- SUPPLIED PASSAGE
______________________________

Lenses: Multi-layer Diffractive Optical Element

Having pioneered both aspherical and fluorite elements, Canon went on to develop a technology that combines the characteristics of both. Multi-layer Diffractive Optical Element (DO) was announced in September 2000 – and a prototype lens was shown at the Photokina 2000 exhibition in Cologne.

Diffractive optical elements use a diffraction grating that alters the path of light rays. Diffraction is encountered in ordinary lenses when a small aperture is used. Light rays passing through this aperture are bent very slightly, so that the ray is no longer a straight line. This affects the focusing and reduces the resolution of the lens. Diffraction is the reason most lenses give their best performance at an aperture about two stops below maximum, rather than at the smallest apertures.

However, a diffraction grating can be used to introduce corrections, rather than create aberrations. Diffraction gratings are already used in spectroscopes and in the optical signal-reading systems of CD and DVD players.

Until now, diffractive elements have not been used in camera lenses because there is a tendency for white light to produce superfluous diffracted light as it passes through the grating. This results in flare, which degrades the image quality.

Canon has resolved this problem by creating a multi-layer construction made from two single-layer diffractive optical elements with opposing concentric circular diffraction gratings. When incident light enters the element, superfluous diffracted light is not produced and almost all of the light is used for the image. This makes it possible, for the first time, to use a diffractive optical element in a camera lens.

The most significant characteristic of the diffractive optical element is that the positions where the wavelengths combine to form an image are reversed from those of a refractive optical element. By combining a Multi-Layer Diffractive Optical Element and a refractive optical element within the same optical system, chromatic aberration can be corrected even more effectively than with a fluorite element. Also, by adjusting the pitch (spacing) of the diffraction grating, the diffractive optical element makes possible the same optical characteristics as a ground and polished aspherical surface, which effectively corrects for spherical and other aberrations.

 

A diagrammatic representation of the Multi-Layer Diffractive Optical Element. The grating is much finer than indicated here. During the manufacture of the Multi-Layer Diffractive Optical Element’s diffraction grating, the height and pitch of the diffraction grating as well as its positioning requires micron-level precision (1 micron equals 1/1000 mm).

 

A single diffraction grating (left) creates a lot of superfluous light which degrades the final image. By combining two gratings (right), Canon has overcome this problem.

 

Chromatic aberration, where light of different wavelengths comes to a focus at different positions on the optical axis, is a characteristic of both conventional glass elements (left top) and the Multi-layer Diffractive Optical (DO) Element (left bottom). However, the DO element focuses the wavelengths in a reverse order to conventional optical elements. By combining a DO element with a conventional element (right), chromatic aberration can be eliminated.

______________________________

- MATERIAL SHOWN
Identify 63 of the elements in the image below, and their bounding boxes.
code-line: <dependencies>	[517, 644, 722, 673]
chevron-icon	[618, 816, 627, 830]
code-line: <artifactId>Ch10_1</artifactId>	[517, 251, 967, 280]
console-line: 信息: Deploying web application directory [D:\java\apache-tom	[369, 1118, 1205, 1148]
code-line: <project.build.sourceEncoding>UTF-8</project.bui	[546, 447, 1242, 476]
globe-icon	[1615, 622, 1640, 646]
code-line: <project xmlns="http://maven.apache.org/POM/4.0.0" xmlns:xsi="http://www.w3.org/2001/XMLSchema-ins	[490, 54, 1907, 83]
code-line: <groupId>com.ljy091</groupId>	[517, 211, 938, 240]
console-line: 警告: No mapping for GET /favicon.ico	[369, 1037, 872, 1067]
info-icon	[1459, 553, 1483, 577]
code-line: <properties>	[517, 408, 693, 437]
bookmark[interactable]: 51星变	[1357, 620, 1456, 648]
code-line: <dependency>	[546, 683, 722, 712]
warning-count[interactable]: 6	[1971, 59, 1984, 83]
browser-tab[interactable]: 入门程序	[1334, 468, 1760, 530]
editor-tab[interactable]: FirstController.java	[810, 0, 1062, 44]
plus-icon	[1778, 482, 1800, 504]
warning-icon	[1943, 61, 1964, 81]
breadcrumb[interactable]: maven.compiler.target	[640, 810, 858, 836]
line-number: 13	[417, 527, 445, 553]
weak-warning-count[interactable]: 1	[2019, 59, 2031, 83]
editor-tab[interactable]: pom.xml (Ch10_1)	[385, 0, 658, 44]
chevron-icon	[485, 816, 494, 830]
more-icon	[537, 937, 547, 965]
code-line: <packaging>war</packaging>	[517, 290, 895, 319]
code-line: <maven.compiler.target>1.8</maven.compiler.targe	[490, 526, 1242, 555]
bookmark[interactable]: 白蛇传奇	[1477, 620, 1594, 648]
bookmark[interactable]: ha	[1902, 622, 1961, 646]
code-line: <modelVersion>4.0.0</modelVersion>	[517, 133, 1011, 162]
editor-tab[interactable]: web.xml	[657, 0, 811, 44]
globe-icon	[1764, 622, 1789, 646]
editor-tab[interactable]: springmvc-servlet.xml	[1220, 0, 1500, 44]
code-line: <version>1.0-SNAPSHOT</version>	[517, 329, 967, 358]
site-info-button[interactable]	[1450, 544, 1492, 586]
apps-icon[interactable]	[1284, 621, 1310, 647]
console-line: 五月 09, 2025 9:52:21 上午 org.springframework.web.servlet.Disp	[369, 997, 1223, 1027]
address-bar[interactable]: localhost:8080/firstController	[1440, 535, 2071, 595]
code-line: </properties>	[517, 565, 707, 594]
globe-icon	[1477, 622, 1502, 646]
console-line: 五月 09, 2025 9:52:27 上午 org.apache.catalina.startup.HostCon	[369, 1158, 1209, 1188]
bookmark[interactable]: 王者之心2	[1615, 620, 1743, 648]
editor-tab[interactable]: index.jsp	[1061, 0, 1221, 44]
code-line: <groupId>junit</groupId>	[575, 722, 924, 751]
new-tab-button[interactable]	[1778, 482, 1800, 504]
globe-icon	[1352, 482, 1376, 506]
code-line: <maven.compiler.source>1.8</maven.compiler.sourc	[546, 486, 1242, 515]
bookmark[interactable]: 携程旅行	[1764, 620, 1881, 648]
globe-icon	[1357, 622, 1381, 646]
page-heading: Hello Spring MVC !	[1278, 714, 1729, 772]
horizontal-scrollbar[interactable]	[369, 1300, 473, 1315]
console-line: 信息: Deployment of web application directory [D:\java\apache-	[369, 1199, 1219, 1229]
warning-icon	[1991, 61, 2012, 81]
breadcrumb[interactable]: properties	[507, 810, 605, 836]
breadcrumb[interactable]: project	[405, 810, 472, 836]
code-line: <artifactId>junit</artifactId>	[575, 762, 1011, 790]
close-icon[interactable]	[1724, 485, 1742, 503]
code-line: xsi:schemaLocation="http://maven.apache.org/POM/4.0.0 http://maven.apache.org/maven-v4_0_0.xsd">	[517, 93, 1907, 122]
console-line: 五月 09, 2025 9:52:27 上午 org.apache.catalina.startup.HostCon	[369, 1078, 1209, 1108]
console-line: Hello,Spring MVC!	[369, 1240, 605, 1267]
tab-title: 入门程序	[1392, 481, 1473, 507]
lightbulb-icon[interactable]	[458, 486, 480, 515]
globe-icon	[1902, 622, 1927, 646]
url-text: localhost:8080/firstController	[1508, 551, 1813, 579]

______________________________

- EXERCISE SET
**a)** In the passage on Canon's diffractive optical element, rewrite the part from "However, a diffraction" to "the image quality.", replacing "camera lenses" with "photographic lenses".
**b)** According to the passage on Canon's diffractive optical element, when was the Multi-layer Diffractive Optical Element announced?

- RESPONSES
**a)**
However, a diffraction grating can be used to introduce corrections, rather than create aberrations. Diffraction gratings are already used in spectroscopes and in the optical signal-reading systems of CD and DVD players.

Until now, diffractive elements have not been used in photographic lenses because there is a tendency for white light to produce superfluous diffracted light as it passes through the grating. This results in flare, which degrades the image quality.

**b)** In September 2000.